Copy nothing but the text: reproduce each line of the listing exactly and leave the pictures out.

**** SUPPLIED MATERIAL

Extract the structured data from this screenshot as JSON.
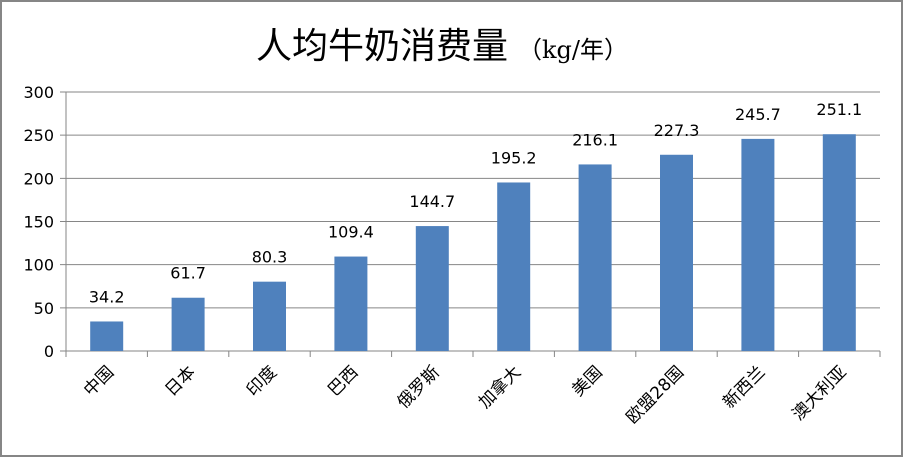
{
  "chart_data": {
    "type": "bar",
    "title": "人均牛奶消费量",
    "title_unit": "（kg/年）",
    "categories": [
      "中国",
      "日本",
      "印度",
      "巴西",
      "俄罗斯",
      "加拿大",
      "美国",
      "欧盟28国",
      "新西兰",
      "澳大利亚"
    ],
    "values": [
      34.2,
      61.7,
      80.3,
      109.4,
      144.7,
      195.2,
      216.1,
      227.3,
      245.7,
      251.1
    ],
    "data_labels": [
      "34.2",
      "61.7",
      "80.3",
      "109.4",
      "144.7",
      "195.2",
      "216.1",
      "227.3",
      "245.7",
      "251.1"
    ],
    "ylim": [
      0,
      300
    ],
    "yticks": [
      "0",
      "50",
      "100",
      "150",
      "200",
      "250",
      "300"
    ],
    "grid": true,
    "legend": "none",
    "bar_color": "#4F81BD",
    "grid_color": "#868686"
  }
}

********

RIGHT ANSWER =>
Extract the structured data from this screenshot as JSON.
{
  "chart_data": {
    "type": "bar",
    "title": "人均牛奶消费量",
    "title_unit": "（kg/年）",
    "categories": [
      "中国",
      "日本",
      "印度",
      "巴西",
      "俄罗斯",
      "加拿大",
      "美国",
      "欧盟28国",
      "新西兰",
      "澳大利亚"
    ],
    "values": [
      34.2,
      61.7,
      80.3,
      109.4,
      144.7,
      195.2,
      216.1,
      227.3,
      245.7,
      251.1
    ],
    "data_labels": [
      "34.2",
      "61.7",
      "80.3",
      "109.4",
      "144.7",
      "195.2",
      "216.1",
      "227.3",
      "245.7",
      "251.1"
    ],
    "ylim": [
      0,
      300
    ],
    "yticks": [
      "0",
      "50",
      "100",
      "150",
      "200",
      "250",
      "300"
    ],
    "grid": true,
    "legend": "none",
    "bar_color": "#4F81BD",
    "grid_color": "#868686"
  }
}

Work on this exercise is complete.